Return all of the entries exactly, with nothing added or left out.

# # # #

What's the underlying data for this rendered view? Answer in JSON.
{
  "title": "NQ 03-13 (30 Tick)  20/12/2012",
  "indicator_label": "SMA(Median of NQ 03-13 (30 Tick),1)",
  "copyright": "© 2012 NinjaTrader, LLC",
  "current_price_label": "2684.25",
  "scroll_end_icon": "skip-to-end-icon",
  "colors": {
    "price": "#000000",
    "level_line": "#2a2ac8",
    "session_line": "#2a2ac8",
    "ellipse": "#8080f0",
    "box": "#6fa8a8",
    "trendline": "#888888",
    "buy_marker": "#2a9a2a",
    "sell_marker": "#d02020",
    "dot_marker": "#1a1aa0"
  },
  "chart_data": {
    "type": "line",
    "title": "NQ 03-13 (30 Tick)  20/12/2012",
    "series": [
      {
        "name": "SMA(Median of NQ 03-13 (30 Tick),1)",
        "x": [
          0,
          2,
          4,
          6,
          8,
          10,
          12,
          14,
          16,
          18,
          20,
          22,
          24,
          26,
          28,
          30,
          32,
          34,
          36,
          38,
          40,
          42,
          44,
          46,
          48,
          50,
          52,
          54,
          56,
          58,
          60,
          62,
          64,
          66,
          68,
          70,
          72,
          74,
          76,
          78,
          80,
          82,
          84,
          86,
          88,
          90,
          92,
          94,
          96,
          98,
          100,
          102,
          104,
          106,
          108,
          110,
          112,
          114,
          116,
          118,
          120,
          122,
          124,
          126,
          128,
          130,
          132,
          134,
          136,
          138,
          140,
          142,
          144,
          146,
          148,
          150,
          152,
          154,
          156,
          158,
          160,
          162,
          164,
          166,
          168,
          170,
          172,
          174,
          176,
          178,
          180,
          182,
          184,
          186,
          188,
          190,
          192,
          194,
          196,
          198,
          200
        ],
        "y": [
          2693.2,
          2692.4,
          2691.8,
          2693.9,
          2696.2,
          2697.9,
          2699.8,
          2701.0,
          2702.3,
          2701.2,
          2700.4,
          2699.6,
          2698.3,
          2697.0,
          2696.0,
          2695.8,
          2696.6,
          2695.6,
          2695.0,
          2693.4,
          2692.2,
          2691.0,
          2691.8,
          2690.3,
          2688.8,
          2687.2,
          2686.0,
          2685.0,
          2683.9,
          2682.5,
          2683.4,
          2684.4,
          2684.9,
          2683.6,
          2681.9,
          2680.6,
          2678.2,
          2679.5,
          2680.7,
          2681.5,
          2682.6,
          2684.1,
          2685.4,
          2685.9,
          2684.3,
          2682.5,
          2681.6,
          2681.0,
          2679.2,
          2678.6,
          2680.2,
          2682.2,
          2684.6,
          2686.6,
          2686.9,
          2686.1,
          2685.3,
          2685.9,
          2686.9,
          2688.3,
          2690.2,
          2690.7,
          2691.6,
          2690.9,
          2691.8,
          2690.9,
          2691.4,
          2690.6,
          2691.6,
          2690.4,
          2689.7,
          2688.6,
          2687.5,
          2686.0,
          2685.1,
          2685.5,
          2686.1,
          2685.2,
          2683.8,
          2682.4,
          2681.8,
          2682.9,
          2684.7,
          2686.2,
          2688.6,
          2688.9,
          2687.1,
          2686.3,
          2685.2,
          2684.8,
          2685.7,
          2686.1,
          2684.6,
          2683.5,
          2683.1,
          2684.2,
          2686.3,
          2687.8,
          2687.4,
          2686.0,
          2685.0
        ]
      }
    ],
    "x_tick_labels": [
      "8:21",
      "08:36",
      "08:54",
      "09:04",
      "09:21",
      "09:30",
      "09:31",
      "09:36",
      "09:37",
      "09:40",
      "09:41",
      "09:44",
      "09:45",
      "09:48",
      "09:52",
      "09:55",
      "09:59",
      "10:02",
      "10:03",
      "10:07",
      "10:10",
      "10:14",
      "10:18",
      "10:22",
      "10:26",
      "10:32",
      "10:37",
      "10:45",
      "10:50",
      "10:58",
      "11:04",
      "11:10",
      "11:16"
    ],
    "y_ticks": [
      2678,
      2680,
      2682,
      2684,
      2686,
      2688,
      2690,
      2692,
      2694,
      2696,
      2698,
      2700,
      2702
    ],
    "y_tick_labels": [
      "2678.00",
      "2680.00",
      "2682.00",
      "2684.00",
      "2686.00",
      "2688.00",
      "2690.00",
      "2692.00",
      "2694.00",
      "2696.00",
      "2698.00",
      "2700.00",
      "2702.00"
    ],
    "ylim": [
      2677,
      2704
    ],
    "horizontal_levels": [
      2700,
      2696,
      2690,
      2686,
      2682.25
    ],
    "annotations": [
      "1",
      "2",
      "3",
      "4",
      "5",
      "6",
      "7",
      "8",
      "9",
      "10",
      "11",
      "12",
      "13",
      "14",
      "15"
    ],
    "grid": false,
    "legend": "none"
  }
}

# # # #

Problem solution
What's the underlying data for this rendered view? Answer in JSON.
{
  "title": "NQ 03-13 (30 Tick)  20/12/2012",
  "indicator_label": "SMA(Median of NQ 03-13 (30 Tick),1)",
  "copyright": "© 2012 NinjaTrader, LLC",
  "current_price_label": "2684.25",
  "scroll_end_icon": "skip-to-end-icon",
  "colors": {
    "price": "#000000",
    "level_line": "#2a2ac8",
    "session_line": "#2a2ac8",
    "ellipse": "#8080f0",
    "box": "#6fa8a8",
    "trendline": "#888888",
    "buy_marker": "#2a9a2a",
    "sell_marker": "#d02020",
    "dot_marker": "#1a1aa0"
  },
  "chart_data": {
    "type": "line",
    "title": "NQ 03-13 (30 Tick)  20/12/2012",
    "series": [
      {
        "name": "SMA(Median of NQ 03-13 (30 Tick),1)",
        "x": [
          0,
          2,
          4,
          6,
          8,
          10,
          12,
          14,
          16,
          18,
          20,
          22,
          24,
          26,
          28,
          30,
          32,
          34,
          36,
          38,
          40,
          42,
          44,
          46,
          48,
          50,
          52,
          54,
          56,
          58,
          60,
          62,
          64,
          66,
          68,
          70,
          72,
          74,
          76,
          78,
          80,
          82,
          84,
          86,
          88,
          90,
          92,
          94,
          96,
          98,
          100,
          102,
          104,
          106,
          108,
          110,
          112,
          114,
          116,
          118,
          120,
          122,
          124,
          126,
          128,
          130,
          132,
          134,
          136,
          138,
          140,
          142,
          144,
          146,
          148,
          150,
          152,
          154,
          156,
          158,
          160,
          162,
          164,
          166,
          168,
          170,
          172,
          174,
          176,
          178,
          180,
          182,
          184,
          186,
          188,
          190,
          192,
          194,
          196,
          198,
          200
        ],
        "y": [
          2693.2,
          2692.4,
          2691.8,
          2693.9,
          2696.2,
          2697.9,
          2699.8,
          2701.0,
          2702.3,
          2701.2,
          2700.4,
          2699.6,
          2698.3,
          2697.0,
          2696.0,
          2695.8,
          2696.6,
          2695.6,
          2695.0,
          2693.4,
          2692.2,
          2691.0,
          2691.8,
          2690.3,
          2688.8,
          2687.2,
          2686.0,
          2685.0,
          2683.9,
          2682.5,
          2683.4,
          2684.4,
          2684.9,
          2683.6,
          2681.9,
          2680.6,
          2678.2,
          2679.5,
          2680.7,
          2681.5,
          2682.6,
          2684.1,
          2685.4,
          2685.9,
          2684.3,
          2682.5,
          2681.6,
          2681.0,
          2679.2,
          2678.6,
          2680.2,
          2682.2,
          2684.6,
          2686.6,
          2686.9,
          2686.1,
          2685.3,
          2685.9,
          2686.9,
          2688.3,
          2690.2,
          2690.7,
          2691.6,
          2690.9,
          2691.8,
          2690.9,
          2691.4,
          2690.6,
          2691.6,
          2690.4,
          2689.7,
          2688.6,
          2687.5,
          2686.0,
          2685.1,
          2685.5,
          2686.1,
          2685.2,
          2683.8,
          2682.4,
          2681.8,
          2682.9,
          2684.7,
          2686.2,
          2688.6,
          2688.9,
          2687.1,
          2686.3,
          2685.2,
          2684.8,
          2685.7,
          2686.1,
          2684.6,
          2683.5,
          2683.1,
          2684.2,
          2686.3,
          2687.8,
          2687.4,
          2686.0,
          2685.0
        ]
      }
    ],
    "x_tick_labels": [
      "8:21",
      "08:36",
      "08:54",
      "09:04",
      "09:21",
      "09:30",
      "09:31",
      "09:36",
      "09:37",
      "09:40",
      "09:41",
      "09:44",
      "09:45",
      "09:48",
      "09:52",
      "09:55",
      "09:59",
      "10:02",
      "10:03",
      "10:07",
      "10:10",
      "10:14",
      "10:18",
      "10:22",
      "10:26",
      "10:32",
      "10:37",
      "10:45",
      "10:50",
      "10:58",
      "11:04",
      "11:10",
      "11:16"
    ],
    "y_ticks": [
      2678,
      2680,
      2682,
      2684,
      2686,
      2688,
      2690,
      2692,
      2694,
      2696,
      2698,
      2700,
      2702
    ],
    "y_tick_labels": [
      "2678.00",
      "2680.00",
      "2682.00",
      "2684.00",
      "2686.00",
      "2688.00",
      "2690.00",
      "2692.00",
      "2694.00",
      "2696.00",
      "2698.00",
      "2700.00",
      "2702.00"
    ],
    "ylim": [
      2677,
      2704
    ],
    "horizontal_levels": [
      2700,
      2696,
      2690,
      2686,
      2682.25
    ],
    "annotations": [
      "1",
      "2",
      "3",
      "4",
      "5",
      "6",
      "7",
      "8",
      "9",
      "10",
      "11",
      "12",
      "13",
      "14",
      "15"
    ],
    "grid": false,
    "legend": "none"
  }
}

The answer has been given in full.